Dataset rows about figures:

━━━━━━━━

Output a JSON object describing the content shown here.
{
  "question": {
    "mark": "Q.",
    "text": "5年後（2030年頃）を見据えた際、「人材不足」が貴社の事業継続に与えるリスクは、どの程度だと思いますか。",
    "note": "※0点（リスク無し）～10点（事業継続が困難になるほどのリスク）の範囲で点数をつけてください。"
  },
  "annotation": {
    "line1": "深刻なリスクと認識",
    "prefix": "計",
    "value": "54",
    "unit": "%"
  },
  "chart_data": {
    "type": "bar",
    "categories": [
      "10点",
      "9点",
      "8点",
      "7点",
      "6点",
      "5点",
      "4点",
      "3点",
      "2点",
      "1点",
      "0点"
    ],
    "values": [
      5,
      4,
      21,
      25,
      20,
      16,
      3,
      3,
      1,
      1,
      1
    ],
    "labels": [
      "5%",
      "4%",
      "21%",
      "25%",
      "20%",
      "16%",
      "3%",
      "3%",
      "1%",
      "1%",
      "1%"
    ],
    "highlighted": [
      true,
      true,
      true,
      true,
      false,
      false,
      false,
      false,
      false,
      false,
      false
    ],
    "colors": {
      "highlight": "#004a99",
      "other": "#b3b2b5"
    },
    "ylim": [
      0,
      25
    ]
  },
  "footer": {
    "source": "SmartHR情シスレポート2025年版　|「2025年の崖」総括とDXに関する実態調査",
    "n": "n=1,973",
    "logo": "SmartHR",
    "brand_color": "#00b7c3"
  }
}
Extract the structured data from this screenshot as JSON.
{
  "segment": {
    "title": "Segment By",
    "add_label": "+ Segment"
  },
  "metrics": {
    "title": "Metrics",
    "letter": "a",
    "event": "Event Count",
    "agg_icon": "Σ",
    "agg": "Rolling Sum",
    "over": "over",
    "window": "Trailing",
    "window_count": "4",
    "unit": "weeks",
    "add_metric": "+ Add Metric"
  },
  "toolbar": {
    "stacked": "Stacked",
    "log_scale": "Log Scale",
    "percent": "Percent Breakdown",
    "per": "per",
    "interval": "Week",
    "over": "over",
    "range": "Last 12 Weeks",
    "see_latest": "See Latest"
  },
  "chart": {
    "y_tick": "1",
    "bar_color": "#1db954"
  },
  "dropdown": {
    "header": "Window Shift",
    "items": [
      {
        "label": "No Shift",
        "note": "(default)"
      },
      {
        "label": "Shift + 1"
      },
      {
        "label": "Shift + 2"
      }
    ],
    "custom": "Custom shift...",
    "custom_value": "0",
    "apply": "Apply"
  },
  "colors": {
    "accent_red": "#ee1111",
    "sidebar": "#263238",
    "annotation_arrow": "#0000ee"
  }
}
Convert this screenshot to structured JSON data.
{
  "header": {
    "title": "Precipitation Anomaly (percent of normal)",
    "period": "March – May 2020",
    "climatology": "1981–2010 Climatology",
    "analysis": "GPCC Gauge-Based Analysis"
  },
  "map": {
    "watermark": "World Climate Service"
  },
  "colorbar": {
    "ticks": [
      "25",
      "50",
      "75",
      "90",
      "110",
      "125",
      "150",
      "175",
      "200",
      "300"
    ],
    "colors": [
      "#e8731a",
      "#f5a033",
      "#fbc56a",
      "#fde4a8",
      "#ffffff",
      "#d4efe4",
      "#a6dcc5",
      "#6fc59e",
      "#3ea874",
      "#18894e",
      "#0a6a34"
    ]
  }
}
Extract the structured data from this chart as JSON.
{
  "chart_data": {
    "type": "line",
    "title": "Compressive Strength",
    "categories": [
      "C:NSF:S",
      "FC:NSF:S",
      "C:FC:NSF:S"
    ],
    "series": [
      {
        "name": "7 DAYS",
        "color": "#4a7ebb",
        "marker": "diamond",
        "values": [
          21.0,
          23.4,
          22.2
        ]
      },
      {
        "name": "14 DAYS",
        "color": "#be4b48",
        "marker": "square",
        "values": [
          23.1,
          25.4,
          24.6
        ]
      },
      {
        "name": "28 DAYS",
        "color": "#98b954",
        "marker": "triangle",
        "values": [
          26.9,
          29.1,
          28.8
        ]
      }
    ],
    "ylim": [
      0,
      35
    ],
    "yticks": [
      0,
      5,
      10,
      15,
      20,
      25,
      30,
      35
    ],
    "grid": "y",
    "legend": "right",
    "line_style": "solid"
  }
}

━━━━━━━━

JOB:
Look through the data above. Copy every line with the string "Extract" in it.

OUTPUT OF THE EXERCISE:
Extract the structured data from this screenshot as JSON.
Extract the structured data from this chart as JSON.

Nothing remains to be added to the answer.